Below is a block of records. Copy every line in it that contains the word "proses".

Stored dataset items
------------------------------------------------------------------------
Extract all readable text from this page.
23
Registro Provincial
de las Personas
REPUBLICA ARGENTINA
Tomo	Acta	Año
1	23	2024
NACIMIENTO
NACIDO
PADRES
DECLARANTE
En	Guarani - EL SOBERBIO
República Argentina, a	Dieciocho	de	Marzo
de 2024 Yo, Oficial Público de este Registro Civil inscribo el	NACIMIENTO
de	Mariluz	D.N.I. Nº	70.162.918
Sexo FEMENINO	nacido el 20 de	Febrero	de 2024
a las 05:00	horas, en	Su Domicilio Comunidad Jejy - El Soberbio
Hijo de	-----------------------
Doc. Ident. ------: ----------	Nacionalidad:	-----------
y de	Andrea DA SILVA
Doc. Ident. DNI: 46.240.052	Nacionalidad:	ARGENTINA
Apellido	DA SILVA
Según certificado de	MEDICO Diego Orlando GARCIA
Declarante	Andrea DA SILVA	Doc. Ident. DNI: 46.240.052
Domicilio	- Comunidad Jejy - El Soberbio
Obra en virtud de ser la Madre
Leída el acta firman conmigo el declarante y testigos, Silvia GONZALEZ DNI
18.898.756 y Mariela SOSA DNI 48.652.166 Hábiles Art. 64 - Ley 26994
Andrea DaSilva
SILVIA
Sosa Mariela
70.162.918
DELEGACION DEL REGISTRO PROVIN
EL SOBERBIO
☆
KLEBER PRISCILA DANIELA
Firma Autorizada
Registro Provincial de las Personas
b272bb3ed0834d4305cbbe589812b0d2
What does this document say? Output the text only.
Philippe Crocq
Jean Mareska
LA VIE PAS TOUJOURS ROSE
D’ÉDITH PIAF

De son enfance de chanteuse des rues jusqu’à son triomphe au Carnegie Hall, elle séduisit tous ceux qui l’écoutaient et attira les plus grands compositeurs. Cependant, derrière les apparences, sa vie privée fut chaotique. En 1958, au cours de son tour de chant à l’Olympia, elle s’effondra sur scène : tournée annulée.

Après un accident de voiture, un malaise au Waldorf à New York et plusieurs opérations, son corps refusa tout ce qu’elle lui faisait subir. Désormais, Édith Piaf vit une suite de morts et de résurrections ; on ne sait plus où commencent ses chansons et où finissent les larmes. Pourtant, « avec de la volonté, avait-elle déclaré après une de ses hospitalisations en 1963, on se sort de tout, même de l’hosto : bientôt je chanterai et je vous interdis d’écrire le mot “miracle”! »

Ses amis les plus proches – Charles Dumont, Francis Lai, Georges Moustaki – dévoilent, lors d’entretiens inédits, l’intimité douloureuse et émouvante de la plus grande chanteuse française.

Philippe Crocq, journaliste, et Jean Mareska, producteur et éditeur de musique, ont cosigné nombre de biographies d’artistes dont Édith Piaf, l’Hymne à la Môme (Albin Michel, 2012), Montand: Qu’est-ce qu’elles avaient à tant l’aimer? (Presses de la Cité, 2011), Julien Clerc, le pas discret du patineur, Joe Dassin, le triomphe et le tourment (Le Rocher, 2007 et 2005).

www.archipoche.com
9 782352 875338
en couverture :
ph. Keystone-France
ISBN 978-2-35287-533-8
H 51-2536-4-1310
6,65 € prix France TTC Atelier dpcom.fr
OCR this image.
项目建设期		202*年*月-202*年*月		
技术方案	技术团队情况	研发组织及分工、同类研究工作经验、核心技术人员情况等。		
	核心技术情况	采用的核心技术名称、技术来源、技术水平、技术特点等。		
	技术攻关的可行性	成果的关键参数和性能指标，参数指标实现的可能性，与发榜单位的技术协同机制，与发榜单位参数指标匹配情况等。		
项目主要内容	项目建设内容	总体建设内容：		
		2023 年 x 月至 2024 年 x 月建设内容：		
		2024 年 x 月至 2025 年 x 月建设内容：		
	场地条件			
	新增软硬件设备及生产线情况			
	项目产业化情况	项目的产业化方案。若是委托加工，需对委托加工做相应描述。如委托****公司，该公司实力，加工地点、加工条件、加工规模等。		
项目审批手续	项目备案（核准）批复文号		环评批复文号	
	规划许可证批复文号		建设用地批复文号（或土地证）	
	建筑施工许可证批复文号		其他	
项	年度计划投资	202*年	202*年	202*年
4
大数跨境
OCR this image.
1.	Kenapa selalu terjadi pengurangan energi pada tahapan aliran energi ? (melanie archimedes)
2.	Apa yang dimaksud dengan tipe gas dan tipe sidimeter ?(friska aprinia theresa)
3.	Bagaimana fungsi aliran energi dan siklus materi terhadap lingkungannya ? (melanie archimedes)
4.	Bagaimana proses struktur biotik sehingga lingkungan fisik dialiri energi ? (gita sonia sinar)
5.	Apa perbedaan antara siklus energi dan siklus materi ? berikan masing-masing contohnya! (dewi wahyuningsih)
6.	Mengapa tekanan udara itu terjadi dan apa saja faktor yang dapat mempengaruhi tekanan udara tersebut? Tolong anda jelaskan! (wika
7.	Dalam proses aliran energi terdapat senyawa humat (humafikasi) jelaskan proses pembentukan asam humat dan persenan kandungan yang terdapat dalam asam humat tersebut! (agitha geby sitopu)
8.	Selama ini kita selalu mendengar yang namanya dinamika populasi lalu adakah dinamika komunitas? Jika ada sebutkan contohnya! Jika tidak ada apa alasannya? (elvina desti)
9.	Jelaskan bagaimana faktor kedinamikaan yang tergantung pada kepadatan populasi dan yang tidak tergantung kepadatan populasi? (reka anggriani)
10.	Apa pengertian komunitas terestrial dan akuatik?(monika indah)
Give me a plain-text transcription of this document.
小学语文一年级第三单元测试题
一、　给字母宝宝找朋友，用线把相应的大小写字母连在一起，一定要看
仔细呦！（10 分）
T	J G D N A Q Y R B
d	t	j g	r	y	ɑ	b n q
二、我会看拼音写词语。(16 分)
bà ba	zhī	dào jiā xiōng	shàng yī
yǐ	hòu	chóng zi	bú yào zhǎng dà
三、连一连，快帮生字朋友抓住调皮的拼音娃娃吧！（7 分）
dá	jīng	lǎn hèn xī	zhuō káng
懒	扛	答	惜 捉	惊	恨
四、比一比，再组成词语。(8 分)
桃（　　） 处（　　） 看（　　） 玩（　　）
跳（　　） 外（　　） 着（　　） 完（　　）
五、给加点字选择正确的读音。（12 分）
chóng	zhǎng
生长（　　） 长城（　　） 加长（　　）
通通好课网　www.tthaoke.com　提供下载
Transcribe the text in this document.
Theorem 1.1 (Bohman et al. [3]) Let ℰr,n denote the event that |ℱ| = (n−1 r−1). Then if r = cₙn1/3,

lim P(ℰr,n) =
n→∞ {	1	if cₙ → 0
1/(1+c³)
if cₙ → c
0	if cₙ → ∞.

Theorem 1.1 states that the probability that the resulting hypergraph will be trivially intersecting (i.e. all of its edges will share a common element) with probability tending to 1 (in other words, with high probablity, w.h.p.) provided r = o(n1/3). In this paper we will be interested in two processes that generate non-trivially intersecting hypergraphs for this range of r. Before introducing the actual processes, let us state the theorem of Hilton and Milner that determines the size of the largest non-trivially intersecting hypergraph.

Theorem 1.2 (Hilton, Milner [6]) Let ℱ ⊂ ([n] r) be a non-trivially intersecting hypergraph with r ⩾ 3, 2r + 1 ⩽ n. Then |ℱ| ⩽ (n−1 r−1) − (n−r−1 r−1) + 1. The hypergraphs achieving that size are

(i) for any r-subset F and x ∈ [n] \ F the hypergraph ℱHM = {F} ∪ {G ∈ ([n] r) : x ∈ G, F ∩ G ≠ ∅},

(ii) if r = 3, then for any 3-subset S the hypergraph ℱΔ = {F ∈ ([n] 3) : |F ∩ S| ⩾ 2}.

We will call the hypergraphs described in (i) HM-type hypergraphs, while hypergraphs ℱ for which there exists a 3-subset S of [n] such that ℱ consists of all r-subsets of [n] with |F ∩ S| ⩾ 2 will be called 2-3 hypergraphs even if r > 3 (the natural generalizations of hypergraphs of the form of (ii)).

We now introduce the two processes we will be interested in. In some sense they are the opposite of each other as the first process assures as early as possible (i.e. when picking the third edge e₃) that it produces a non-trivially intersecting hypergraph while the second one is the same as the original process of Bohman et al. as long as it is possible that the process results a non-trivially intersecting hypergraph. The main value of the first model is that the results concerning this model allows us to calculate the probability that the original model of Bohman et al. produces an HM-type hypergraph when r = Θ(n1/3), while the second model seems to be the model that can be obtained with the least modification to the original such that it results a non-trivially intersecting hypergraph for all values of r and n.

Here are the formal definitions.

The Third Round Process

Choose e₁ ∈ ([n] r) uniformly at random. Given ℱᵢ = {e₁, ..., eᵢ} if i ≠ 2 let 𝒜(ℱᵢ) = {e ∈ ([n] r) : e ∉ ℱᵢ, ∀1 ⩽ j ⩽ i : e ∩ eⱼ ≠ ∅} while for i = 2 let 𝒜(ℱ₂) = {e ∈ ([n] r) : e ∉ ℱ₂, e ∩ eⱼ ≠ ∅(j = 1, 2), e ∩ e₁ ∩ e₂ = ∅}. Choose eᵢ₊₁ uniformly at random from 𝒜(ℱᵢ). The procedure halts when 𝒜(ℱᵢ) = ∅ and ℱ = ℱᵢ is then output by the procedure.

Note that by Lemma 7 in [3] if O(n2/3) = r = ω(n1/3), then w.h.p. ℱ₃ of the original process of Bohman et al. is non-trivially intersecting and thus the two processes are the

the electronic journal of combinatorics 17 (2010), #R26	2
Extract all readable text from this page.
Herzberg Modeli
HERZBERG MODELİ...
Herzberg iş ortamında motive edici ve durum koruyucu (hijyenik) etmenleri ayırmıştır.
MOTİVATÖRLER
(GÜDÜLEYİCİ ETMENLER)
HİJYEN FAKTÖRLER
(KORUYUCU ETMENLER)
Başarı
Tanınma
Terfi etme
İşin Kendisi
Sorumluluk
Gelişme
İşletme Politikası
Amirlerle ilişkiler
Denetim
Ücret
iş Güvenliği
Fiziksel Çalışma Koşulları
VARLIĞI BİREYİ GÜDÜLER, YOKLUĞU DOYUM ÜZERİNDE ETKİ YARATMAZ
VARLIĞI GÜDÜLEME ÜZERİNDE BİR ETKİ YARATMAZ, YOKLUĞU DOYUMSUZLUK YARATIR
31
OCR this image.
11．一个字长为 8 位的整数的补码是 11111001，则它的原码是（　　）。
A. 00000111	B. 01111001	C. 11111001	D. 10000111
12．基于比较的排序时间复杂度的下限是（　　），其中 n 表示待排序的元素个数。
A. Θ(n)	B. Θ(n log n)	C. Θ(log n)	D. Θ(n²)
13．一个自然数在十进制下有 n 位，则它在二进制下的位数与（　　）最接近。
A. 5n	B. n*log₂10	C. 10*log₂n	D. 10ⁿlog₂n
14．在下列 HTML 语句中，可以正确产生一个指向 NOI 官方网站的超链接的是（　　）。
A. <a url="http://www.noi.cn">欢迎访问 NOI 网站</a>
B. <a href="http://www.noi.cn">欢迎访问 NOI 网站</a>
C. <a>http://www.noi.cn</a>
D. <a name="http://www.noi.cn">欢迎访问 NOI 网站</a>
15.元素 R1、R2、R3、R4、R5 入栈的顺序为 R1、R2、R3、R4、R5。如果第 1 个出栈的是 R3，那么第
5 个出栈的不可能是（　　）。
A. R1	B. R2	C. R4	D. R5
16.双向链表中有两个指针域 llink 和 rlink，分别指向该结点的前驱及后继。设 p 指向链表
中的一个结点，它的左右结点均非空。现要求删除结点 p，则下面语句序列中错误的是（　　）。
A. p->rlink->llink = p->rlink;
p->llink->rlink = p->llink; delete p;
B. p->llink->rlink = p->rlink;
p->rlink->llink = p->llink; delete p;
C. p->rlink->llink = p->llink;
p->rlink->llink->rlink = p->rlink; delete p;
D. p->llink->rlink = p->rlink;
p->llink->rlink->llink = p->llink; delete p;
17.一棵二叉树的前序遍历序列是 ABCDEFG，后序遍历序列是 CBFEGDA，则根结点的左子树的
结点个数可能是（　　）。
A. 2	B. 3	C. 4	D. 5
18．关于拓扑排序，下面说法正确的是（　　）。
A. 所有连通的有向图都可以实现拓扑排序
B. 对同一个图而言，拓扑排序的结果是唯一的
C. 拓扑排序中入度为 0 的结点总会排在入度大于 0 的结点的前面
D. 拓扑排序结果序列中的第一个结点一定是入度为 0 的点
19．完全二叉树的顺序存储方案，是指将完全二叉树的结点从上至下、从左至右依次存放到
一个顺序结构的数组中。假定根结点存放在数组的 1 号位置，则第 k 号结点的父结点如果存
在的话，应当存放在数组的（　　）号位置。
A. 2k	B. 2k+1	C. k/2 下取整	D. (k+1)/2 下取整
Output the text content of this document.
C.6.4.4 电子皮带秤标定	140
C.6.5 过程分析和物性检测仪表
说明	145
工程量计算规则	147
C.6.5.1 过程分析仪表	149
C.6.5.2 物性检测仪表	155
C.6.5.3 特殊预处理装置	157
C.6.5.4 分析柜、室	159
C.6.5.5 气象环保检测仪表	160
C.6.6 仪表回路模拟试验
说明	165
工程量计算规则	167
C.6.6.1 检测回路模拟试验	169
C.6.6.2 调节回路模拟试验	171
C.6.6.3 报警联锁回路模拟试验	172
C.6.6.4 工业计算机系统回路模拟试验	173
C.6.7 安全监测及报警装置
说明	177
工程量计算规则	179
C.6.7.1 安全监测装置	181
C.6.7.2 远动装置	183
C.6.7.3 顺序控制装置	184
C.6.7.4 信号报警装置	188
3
------------------------------------------------------------------------
- RESULT FOR THIS EXERCISE
4.	Bagaimana proses struktur biotik sehingga lingkungan fisik dialiri energi ? (gita sonia sinar)
7.	Dalam proses aliran energi terdapat senyawa humat (humafikasi) jelaskan proses pembentukan asam humat dan persenan kandungan yang terdapat dalam asam humat tersebut! (agitha geby sitopu)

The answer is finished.